Buffalo is among many universities that have expanded global recruiting efforts in part to hedge against a possible decline from China. Along with continued work in China, Dunnett's office has turned its attention to growing countries such as Vietnam and Burma. Next year, the college plans to recruit in Iran for the first time.

This year, the University of Massachusetts Amherst made its first recruiting trip to Mexico and also bolstered its work in Singapore and Vietnam. Instead of sending recruiters to China this year, Bucknell University in Pennsylvania focused on India and sent admissions officials to South America for the first time in about a decade.

Other schools are exploring whether there could be a boom from sub-Saharan Africa. Nations such as Uganda, Ethiopia and Angola have growing youth populations and middle classes, two of the factors that U.S. colleges look for, but some say the region's governments don't offer enough funding to help students study abroad.

Rising tuition at U.S. colleges, meanwhile, has raised the barrier for many African families, said Kelechi Kalu, vice president of international affairs at the University of California-Riverside.

"When I was in the continent earlier in the summer, some of the parents and students were telling me they can spend less to go to Australia or the UK," he said.

Australia in particular has rapidly grown as a destination for foreign students, attracting 240,000 students to its colleges last year, a yearly uptick of 6 percent, according to national data. But experts say that U.S. colleges, which attracted 1 million international students last year, still have space to host far more students than other nations.

"We still have a lot of capacity," said Peggy Blumenthal, senior counselor to the president at the nonprofit Institute of International Education. "Chinese students are going to keep finding America the best place in the world to study."

Other countries where U.S. schools see recruiting promise include Cuba, Nigeria and India, which sent 165,000 students to the United States last year, a 25 percent jump in a year. According to the new data from Blumenthal's group, students from Nepal and Vietnam are also among the fastest-growing groups coming to the U.S.

Although colleges are expanding their reach, they don't expect any single country to deliver as many students as China. Last year, Chinese students in the U.S. outnumbered their peers from the top four following countries combined. Instead, colleges say they aim to diversify their global enrollment to shield it from national swings.

And even though some schools are scaling back their recruiting in China, many say it will remain a centerpiece of their recruiting plans for years to come.

"We've made some real progress over the last five years," said James Roche, associate provost for enrollment management at UMass Amherst. "It would be just short of ridiculous to stop doing that kind of work."

> _Material supplied_
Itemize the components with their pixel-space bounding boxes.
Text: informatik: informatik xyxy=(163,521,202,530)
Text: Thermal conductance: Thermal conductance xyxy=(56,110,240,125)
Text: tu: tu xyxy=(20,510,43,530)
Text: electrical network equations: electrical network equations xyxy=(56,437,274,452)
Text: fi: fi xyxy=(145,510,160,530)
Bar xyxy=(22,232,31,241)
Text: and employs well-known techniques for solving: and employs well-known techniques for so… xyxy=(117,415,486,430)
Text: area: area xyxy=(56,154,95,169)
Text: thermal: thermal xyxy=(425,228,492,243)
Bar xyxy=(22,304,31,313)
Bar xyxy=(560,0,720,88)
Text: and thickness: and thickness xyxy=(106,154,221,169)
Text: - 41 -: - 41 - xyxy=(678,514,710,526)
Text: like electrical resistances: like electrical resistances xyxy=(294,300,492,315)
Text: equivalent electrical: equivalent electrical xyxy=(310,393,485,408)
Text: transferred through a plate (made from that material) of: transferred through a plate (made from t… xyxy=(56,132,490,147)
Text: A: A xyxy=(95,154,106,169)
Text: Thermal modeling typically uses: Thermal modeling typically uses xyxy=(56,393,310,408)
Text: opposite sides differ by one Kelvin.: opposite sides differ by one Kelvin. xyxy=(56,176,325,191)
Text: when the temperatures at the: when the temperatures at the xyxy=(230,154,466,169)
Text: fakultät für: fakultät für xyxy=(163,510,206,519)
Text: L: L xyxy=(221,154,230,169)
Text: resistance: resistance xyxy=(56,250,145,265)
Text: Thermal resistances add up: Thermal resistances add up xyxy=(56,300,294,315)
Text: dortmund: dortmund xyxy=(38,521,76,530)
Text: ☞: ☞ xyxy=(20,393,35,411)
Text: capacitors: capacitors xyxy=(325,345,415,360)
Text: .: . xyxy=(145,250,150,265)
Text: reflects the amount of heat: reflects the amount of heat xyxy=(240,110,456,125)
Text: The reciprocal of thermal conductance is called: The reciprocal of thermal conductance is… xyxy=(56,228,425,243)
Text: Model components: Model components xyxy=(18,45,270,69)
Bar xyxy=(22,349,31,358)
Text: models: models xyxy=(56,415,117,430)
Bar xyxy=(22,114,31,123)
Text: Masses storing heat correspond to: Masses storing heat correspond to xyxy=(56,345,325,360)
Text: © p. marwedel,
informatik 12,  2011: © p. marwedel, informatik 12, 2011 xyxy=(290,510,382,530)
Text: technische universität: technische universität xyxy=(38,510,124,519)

> _Jobs_
a) In the recruiting article, where did Bucknell University send admissions officials for the first time in about a decade?
b) Reproduce the passage of the recruiting article word for word, beginning at the words "Other schools are" and stopping after "students study abroad.".

> _The replies_
a) South America

b)
Other schools are exploring whether there could be a boom from sub-Saharan Africa. Nations such as Uganda, Ethiopia and Angola have growing youth populations and middle classes, two of the factors that U.S. colleges look for, but some say the region's governments don't offer enough funding to help students study abroad.